**Aim of the task:**
Leaving out all pictures, transcribe exactly the lines between the line with "What text is on this page?" and the last line of the records below, both included.

### Supplied information

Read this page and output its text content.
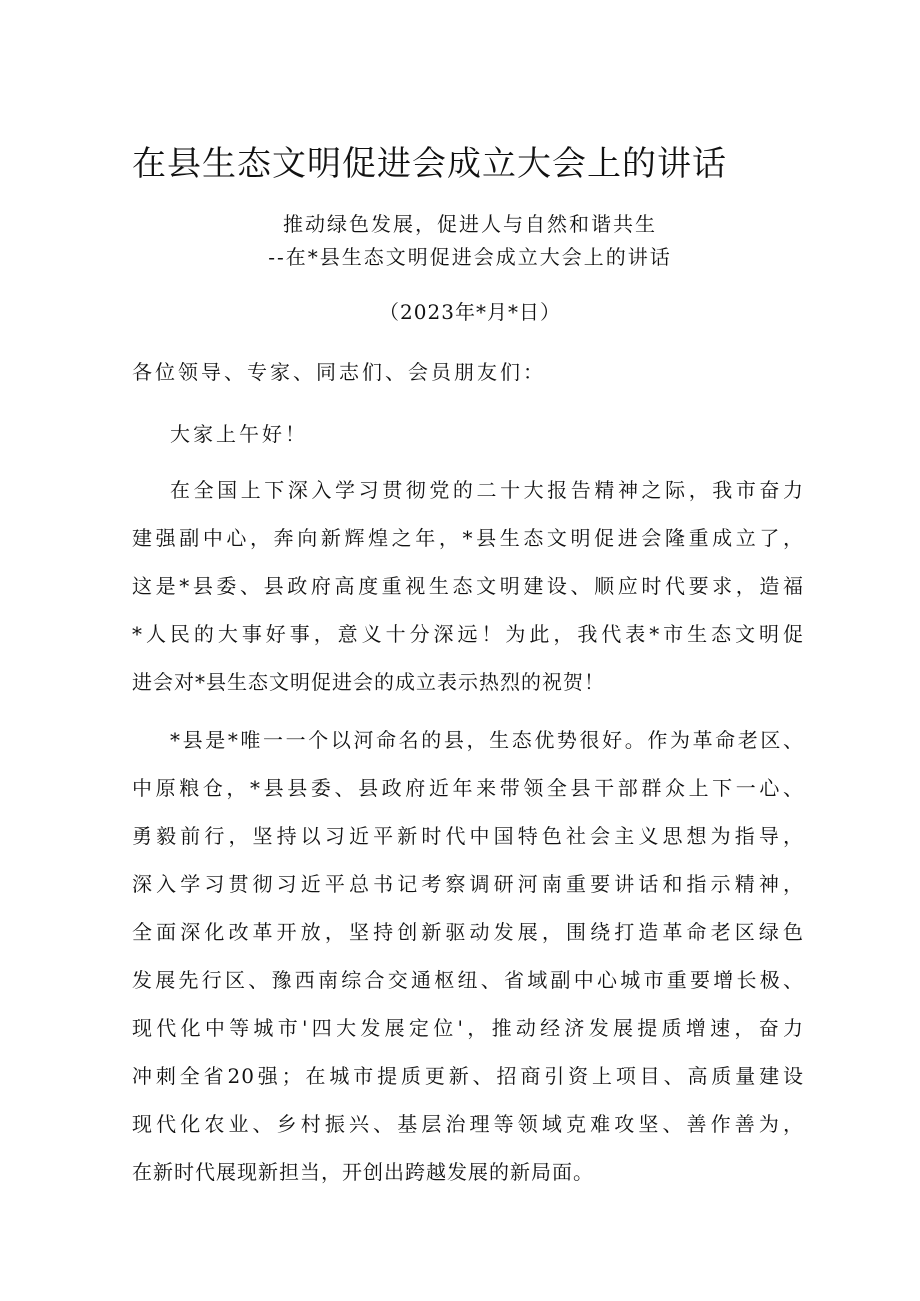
在县生态文明促进会成立大会上的讲话
推动绿色发展，促进人与自然和谐共生
--在*县生态文明促进会成立大会上的讲话
（2023年*月*日）
各位领导、专家、同志们、会员朋友们：
大家上午好！
在全国上下深入学习贯彻党的二十大报告精神之际，我市奋力
建强副中心，奔向新辉煌之年，*县生态文明促进会隆重成立了，
这是*县委、县政府高度重视生态文明建设、顺应时代要求，造福
*人民的大事好事，意义十分深远！为此，我代表*市生态文明促
进会对*县生态文明促进会的成立表示热烈的祝贺！
*县是*唯一一个以河命名的县，生态优势很好。作为革命老区、
中原粮仓，*县县委、县政府近年来带领全县干部群众上下一心、
勇毅前行，坚持以习近平新时代中国特色社会主义思想为指导，
深入学习贯彻习近平总书记考察调研河南重要讲话和指示精神，
全面深化改革开放，坚持创新驱动发展，围绕打造革命老区绿色
发展先行区、豫西南综合交通枢纽、省域副中心城市重要增长极、
现代化中等城市'四大发展定位'，推动经济发展提质增速，奋力
冲刺全省20强；在城市提质更新、招商引资上项目、高质量建设
现代化农业、乡村振兴、基层治理等领域克难攻坚、善作善为，
在新时代展现新担当，开创出跨越发展的新局面。
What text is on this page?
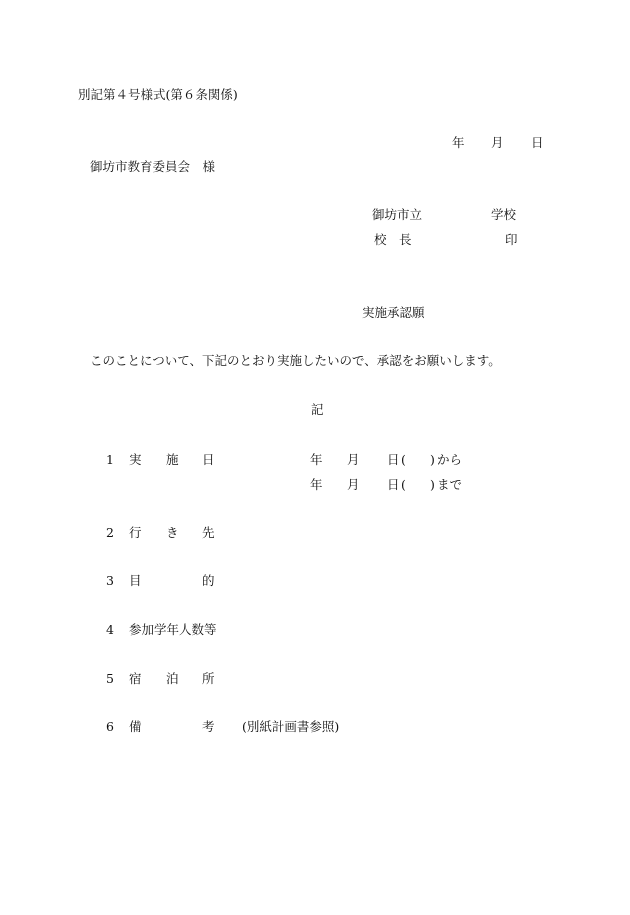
別記第４号様式(第６条関係)
年 月 日
御坊市教育委員会　様
御坊市立	学校
校　長	印
実施承認願
このことについて、下記のとおり実施したいので、承認をお願いします。
記
1 実 施 日	年 月 日 ( ) から
年 月 日 ( ) まで
2 行 き 先
3 目	的
4 参加学年人数等
5 宿 泊 所
6 備	考 (別紙計画書参照)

######

**Output:**
What text is on this page?
別記第４号様式(第６条関係)
年 月 日
御坊市教育委員会　様
御坊市立	学校
校　長	印
実施承認願
このことについて、下記のとおり実施したいので、承認をお願いします。
記
1 実 施 日	年 月 日 ( ) から
年 月 日 ( ) まで
2 行 き 先
3 目	的
4 参加学年人数等
5 宿 泊 所
6 備	考 (別紙計画書参照)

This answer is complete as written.